**Description of the task**
Copy every line in the records below that contains the word "Streek".

**Dataset entries**
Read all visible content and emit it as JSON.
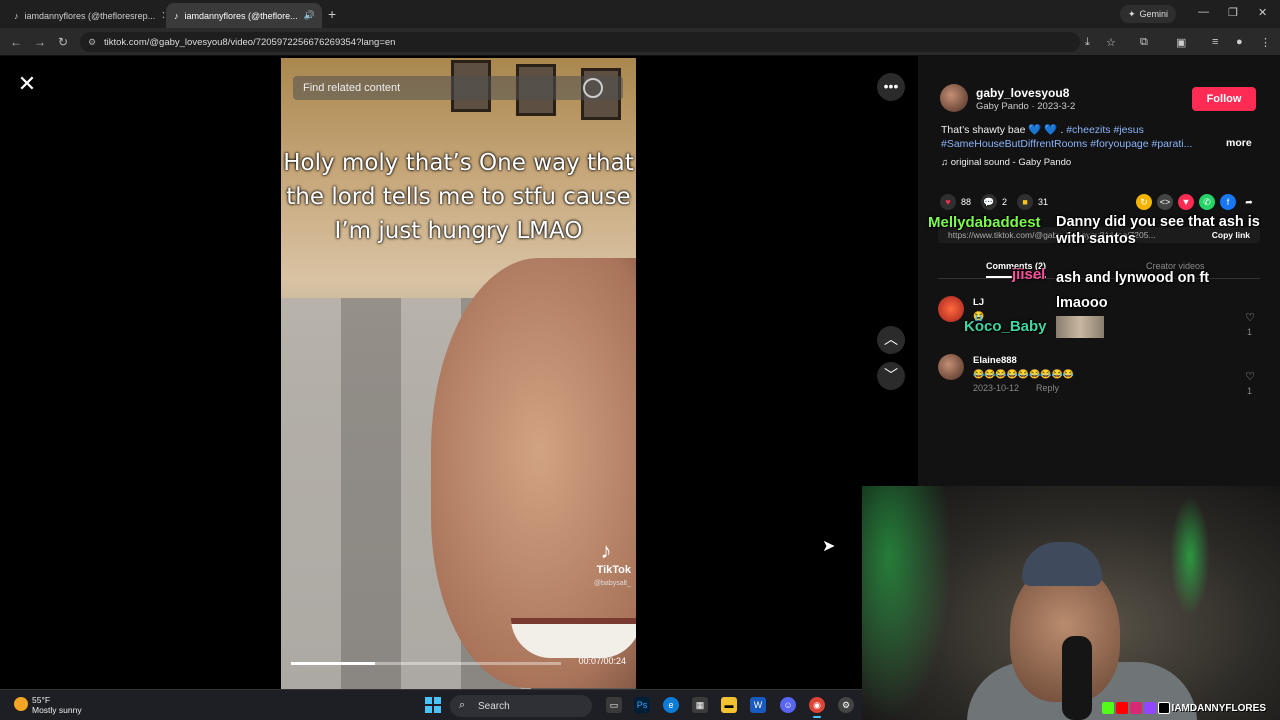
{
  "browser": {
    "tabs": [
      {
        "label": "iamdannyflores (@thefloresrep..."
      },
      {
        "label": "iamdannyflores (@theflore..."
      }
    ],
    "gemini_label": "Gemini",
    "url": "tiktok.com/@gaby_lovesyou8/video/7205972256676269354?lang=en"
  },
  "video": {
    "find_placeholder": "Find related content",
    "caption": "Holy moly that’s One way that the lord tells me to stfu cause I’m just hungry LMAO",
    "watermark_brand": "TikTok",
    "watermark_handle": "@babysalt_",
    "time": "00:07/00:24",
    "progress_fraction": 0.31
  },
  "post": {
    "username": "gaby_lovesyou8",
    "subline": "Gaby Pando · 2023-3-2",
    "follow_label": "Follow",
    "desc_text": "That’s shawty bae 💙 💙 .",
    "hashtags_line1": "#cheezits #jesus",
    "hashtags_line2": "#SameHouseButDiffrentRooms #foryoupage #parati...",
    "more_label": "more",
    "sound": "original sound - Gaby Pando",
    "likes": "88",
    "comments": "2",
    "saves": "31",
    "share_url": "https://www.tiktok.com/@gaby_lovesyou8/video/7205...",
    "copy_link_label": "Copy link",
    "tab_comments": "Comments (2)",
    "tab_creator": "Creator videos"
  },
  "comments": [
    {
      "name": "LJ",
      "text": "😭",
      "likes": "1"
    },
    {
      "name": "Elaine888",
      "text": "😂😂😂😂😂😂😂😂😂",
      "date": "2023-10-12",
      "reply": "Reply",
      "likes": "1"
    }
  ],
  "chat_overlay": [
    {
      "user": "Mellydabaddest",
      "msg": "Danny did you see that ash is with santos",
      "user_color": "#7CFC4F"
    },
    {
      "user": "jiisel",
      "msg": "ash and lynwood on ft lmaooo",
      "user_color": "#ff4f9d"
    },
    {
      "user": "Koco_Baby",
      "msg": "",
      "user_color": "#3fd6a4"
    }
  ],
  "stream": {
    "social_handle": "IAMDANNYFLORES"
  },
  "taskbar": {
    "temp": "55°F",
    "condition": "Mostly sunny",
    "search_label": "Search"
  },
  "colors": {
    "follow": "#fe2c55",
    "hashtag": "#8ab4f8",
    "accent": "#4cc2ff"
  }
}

...

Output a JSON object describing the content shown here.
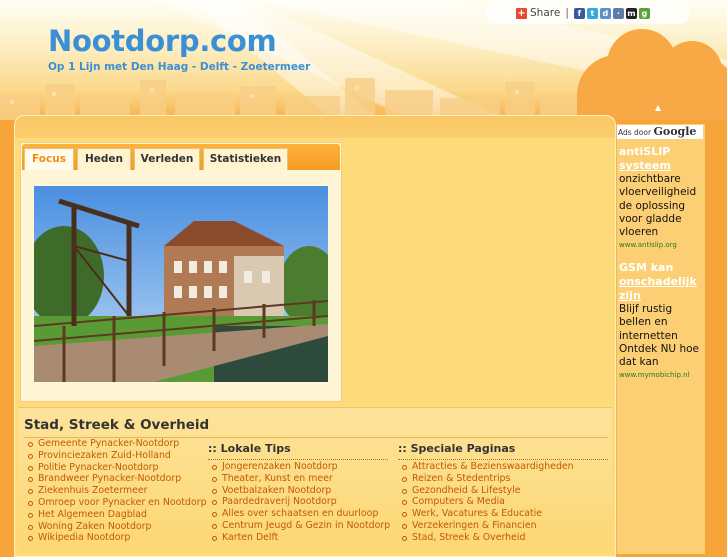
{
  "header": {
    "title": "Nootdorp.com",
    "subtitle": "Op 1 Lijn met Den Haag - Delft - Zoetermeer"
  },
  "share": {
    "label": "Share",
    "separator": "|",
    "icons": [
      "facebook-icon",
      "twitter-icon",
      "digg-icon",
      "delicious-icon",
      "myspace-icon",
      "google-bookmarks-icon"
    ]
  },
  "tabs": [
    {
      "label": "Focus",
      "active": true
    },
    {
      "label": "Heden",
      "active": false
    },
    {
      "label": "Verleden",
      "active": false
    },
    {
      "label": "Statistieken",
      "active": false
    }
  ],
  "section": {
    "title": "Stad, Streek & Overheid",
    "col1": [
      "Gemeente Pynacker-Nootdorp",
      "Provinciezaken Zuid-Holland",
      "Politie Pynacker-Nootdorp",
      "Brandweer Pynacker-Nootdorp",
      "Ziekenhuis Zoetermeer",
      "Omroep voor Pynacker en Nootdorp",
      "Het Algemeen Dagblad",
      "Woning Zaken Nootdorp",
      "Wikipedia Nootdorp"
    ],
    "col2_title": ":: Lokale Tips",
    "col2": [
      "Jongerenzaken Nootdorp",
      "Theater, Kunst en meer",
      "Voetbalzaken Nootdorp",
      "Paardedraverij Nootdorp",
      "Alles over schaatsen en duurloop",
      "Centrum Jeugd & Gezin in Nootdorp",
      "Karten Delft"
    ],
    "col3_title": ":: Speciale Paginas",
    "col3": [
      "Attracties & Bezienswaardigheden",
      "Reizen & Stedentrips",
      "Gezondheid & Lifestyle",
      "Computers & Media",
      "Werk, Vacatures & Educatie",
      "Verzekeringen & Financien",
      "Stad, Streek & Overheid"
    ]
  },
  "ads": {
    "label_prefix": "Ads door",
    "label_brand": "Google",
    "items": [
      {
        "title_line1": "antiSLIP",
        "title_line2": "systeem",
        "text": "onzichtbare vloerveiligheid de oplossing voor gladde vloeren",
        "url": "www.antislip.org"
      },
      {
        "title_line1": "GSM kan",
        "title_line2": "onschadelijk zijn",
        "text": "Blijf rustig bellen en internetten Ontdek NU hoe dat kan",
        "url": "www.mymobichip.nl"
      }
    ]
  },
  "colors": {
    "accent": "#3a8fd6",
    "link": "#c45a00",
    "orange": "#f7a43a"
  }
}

**Complete answer**
    "title": "Stad, Streek & Overheid",
      "Stad, Streek & Overheid"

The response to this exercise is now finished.